Stored data:
□ □ □ □ □

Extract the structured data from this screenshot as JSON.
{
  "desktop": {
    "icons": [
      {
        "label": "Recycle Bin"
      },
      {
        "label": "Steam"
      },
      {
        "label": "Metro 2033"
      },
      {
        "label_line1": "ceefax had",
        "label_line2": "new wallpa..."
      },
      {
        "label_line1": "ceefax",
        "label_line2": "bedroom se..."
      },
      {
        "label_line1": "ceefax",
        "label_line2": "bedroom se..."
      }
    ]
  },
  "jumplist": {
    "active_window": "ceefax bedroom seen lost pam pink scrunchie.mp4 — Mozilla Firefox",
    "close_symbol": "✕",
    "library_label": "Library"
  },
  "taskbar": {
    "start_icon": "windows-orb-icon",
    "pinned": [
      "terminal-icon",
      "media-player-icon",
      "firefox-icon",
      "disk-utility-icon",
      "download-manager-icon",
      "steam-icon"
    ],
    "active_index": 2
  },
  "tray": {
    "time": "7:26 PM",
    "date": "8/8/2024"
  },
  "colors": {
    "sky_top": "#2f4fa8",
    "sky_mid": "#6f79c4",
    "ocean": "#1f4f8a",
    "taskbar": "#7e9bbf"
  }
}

□ □ □ □ □

**WORK REQUIRED:** Collect, from the material above, every line containing the word "ceefax".

**FINISHED TASK:**
        "label_line1": "ceefax had",
        "label_line1": "ceefax",
        "label_line1": "ceefax",
    "active_window": "ceefax bedroom seen lost pam pink scrunchie.mp4 — Mozilla Firefox",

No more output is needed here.